>> Begin

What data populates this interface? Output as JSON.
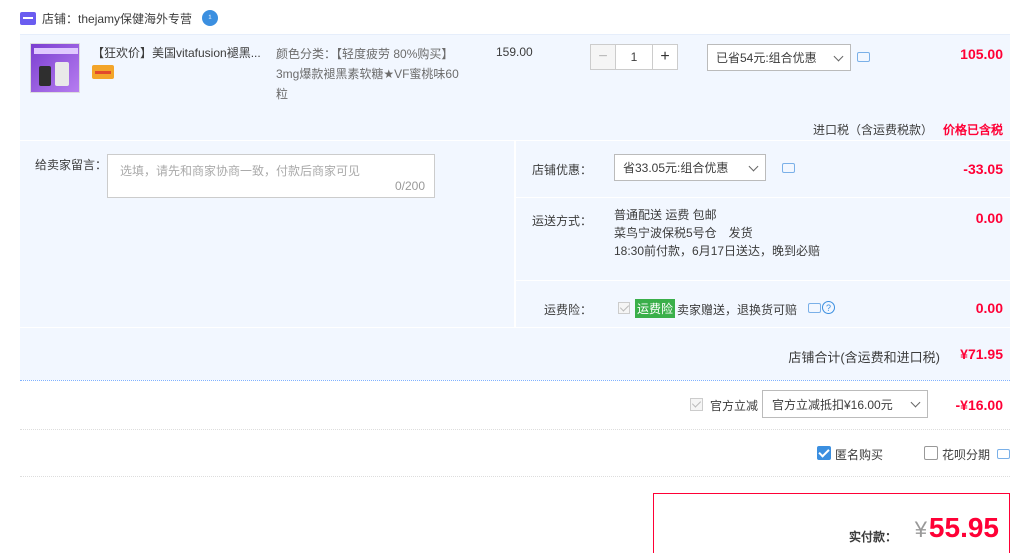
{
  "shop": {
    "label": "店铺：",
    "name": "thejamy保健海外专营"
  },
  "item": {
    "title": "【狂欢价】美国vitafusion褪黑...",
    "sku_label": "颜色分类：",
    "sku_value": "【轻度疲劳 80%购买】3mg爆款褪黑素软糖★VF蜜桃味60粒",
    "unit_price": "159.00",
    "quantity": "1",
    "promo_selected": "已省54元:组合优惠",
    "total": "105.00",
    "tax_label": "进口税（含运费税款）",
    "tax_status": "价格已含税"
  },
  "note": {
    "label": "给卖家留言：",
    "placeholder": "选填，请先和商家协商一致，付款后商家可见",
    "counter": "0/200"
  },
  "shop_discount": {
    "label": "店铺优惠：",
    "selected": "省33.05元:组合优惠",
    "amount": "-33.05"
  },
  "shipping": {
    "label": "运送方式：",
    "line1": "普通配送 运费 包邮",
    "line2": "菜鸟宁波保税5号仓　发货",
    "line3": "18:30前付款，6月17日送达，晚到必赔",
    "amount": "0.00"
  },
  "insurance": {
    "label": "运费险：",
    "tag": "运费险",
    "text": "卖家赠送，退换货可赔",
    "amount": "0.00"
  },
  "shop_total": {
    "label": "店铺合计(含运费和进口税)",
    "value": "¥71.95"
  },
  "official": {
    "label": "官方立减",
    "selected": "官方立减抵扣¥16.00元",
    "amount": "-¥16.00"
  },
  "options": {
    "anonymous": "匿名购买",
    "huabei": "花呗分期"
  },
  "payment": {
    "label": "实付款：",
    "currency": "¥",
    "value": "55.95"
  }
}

>> End
>> Begin

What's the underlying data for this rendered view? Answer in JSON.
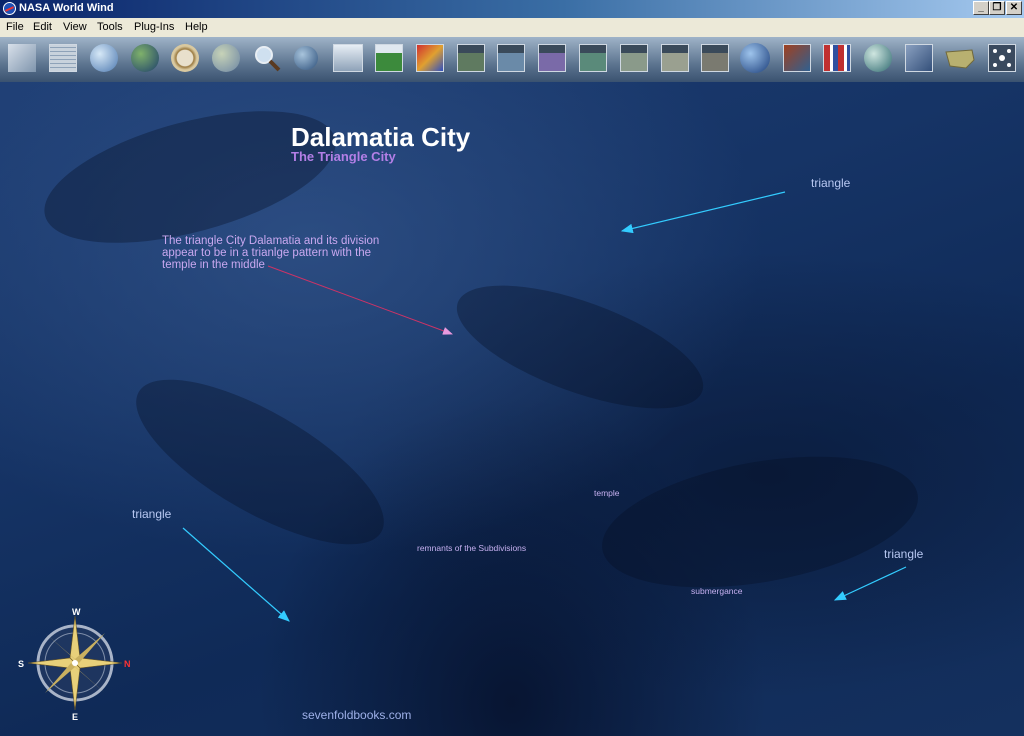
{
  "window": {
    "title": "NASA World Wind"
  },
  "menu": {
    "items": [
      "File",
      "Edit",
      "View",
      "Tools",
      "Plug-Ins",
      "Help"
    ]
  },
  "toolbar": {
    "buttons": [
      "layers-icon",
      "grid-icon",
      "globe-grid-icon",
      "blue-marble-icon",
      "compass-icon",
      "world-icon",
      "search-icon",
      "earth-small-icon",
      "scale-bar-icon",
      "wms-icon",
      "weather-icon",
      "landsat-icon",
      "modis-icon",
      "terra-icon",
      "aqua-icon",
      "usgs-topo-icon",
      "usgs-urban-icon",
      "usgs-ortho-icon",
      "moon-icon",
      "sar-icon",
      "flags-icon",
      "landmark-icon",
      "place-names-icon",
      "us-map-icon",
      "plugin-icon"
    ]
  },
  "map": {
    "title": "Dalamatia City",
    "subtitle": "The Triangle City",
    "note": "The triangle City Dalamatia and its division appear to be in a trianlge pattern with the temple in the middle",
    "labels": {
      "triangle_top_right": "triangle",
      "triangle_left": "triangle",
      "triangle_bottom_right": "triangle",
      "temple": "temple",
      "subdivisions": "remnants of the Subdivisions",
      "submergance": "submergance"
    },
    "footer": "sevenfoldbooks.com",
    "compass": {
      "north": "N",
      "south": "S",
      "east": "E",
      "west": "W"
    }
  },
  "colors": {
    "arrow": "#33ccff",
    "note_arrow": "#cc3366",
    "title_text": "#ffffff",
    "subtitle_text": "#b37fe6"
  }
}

>> End

Given problem
Give only the number of lines in the preceding material that contain the string "JSON".

The reply
2